** START DATASET RECORDS **

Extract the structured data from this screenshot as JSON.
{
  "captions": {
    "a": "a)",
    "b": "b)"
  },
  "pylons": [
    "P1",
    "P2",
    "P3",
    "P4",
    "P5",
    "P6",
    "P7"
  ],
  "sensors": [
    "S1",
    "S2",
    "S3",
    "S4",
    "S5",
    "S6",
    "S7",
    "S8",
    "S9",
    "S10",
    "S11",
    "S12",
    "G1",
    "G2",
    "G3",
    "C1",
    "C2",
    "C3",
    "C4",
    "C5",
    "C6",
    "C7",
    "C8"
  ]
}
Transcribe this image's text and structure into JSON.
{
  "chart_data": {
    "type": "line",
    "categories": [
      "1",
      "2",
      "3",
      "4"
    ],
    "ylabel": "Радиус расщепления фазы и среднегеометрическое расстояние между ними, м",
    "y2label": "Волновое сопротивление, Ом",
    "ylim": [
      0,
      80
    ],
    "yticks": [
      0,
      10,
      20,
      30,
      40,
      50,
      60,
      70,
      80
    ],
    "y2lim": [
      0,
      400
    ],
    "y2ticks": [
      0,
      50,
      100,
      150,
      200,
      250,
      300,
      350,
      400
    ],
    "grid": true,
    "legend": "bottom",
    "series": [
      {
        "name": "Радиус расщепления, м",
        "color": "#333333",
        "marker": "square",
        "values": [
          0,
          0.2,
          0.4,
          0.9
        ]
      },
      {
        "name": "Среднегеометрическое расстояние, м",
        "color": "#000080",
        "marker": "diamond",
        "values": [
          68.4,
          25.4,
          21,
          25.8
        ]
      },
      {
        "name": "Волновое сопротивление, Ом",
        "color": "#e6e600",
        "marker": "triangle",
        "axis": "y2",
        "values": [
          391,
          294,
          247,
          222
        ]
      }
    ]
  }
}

** END DATASET RECORDS **

[THE PROBLEM]: List every line from the entries above in which "marker" appears.

[FINISHED ANSWER]:
        "marker": "square",
        "marker": "diamond",
        "marker": "triangle",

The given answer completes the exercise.